Written task — Write out the entries below once more, exactly, with the pictures left out.

** Start of Dataset records **

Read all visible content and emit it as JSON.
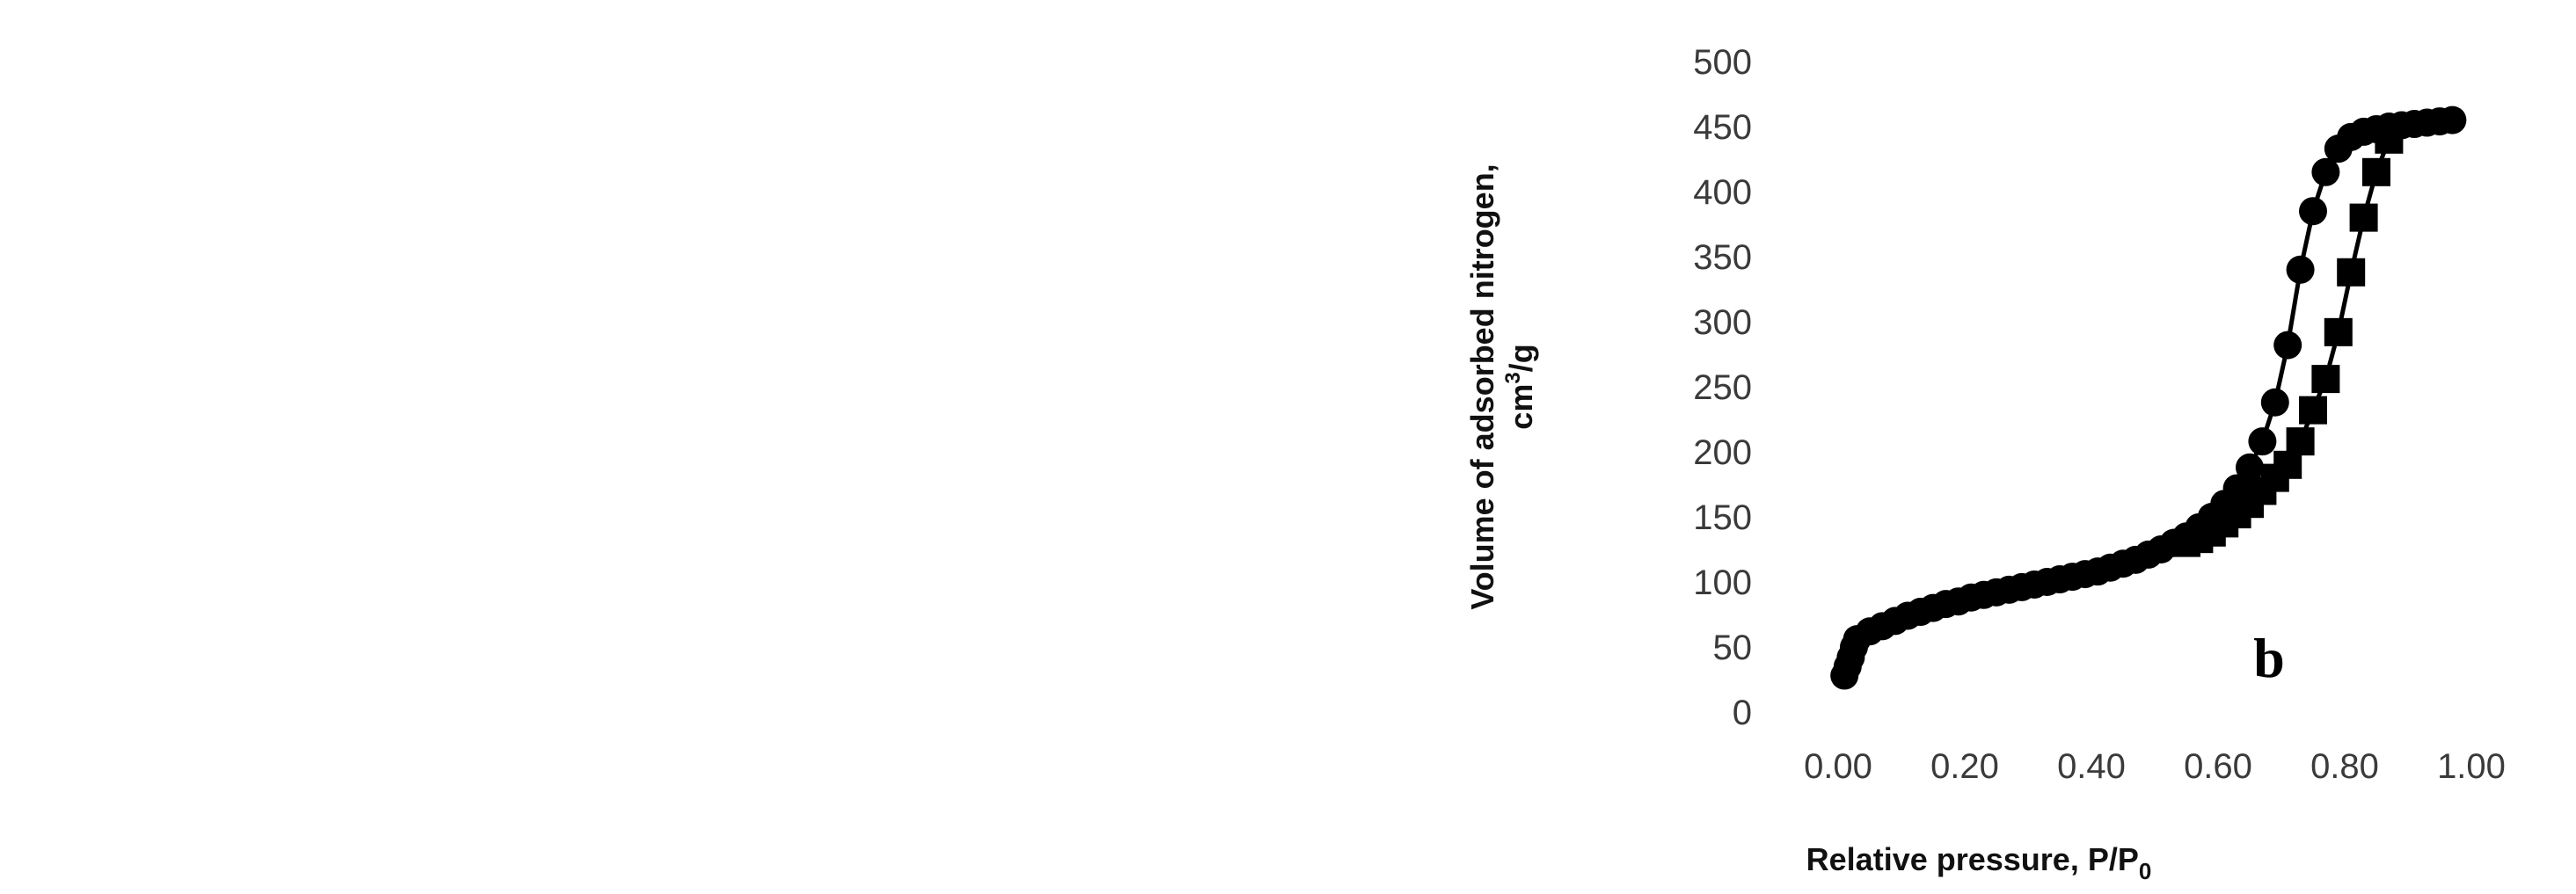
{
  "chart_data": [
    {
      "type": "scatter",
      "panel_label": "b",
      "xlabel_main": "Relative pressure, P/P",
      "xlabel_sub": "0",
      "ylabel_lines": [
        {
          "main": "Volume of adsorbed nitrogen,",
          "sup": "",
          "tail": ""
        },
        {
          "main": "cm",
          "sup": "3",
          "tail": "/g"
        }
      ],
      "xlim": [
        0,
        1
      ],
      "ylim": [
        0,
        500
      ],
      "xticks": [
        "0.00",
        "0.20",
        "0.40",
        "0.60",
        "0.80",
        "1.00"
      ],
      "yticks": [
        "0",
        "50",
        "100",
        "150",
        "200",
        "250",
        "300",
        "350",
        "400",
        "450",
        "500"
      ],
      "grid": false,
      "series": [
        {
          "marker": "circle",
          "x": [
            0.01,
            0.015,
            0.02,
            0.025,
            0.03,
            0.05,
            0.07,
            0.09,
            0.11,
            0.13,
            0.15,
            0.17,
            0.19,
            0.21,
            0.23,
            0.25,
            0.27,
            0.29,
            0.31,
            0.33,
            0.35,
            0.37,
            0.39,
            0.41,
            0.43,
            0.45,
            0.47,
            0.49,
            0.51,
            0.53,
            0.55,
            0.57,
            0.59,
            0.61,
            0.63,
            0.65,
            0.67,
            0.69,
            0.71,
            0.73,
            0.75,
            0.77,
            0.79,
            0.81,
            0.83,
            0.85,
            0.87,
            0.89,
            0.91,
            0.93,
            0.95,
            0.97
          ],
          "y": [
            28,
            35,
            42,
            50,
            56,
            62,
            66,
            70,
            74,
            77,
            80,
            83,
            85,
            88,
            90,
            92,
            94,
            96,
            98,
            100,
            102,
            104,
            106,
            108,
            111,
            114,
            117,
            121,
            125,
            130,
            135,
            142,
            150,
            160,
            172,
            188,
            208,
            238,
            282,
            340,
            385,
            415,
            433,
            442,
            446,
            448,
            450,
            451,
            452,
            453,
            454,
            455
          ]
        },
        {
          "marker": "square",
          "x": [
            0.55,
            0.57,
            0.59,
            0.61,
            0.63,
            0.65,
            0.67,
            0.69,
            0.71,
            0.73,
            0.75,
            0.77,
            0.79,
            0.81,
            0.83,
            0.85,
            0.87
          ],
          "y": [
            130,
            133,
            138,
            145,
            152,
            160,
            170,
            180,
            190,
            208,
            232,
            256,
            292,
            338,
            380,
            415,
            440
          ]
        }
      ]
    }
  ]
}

** End of Dataset records **

Finished answer —
Read all visible content and emit it as JSON.
{
  "chart_data": [
    {
      "type": "scatter",
      "panel_label": "b",
      "xlabel_main": "Relative pressure, P/P",
      "xlabel_sub": "0",
      "ylabel_lines": [
        {
          "main": "Volume of adsorbed nitrogen,",
          "sup": "",
          "tail": ""
        },
        {
          "main": "cm",
          "sup": "3",
          "tail": "/g"
        }
      ],
      "xlim": [
        0,
        1
      ],
      "ylim": [
        0,
        500
      ],
      "xticks": [
        "0.00",
        "0.20",
        "0.40",
        "0.60",
        "0.80",
        "1.00"
      ],
      "yticks": [
        "0",
        "50",
        "100",
        "150",
        "200",
        "250",
        "300",
        "350",
        "400",
        "450",
        "500"
      ],
      "grid": false,
      "series": [
        {
          "marker": "circle",
          "x": [
            0.01,
            0.015,
            0.02,
            0.025,
            0.03,
            0.05,
            0.07,
            0.09,
            0.11,
            0.13,
            0.15,
            0.17,
            0.19,
            0.21,
            0.23,
            0.25,
            0.27,
            0.29,
            0.31,
            0.33,
            0.35,
            0.37,
            0.39,
            0.41,
            0.43,
            0.45,
            0.47,
            0.49,
            0.51,
            0.53,
            0.55,
            0.57,
            0.59,
            0.61,
            0.63,
            0.65,
            0.67,
            0.69,
            0.71,
            0.73,
            0.75,
            0.77,
            0.79,
            0.81,
            0.83,
            0.85,
            0.87,
            0.89,
            0.91,
            0.93,
            0.95,
            0.97
          ],
          "y": [
            28,
            35,
            42,
            50,
            56,
            62,
            66,
            70,
            74,
            77,
            80,
            83,
            85,
            88,
            90,
            92,
            94,
            96,
            98,
            100,
            102,
            104,
            106,
            108,
            111,
            114,
            117,
            121,
            125,
            130,
            135,
            142,
            150,
            160,
            172,
            188,
            208,
            238,
            282,
            340,
            385,
            415,
            433,
            442,
            446,
            448,
            450,
            451,
            452,
            453,
            454,
            455
          ]
        },
        {
          "marker": "square",
          "x": [
            0.55,
            0.57,
            0.59,
            0.61,
            0.63,
            0.65,
            0.67,
            0.69,
            0.71,
            0.73,
            0.75,
            0.77,
            0.79,
            0.81,
            0.83,
            0.85,
            0.87
          ],
          "y": [
            130,
            133,
            138,
            145,
            152,
            160,
            170,
            180,
            190,
            208,
            232,
            256,
            292,
            338,
            380,
            415,
            440
          ]
        }
      ]
    }
  ]
}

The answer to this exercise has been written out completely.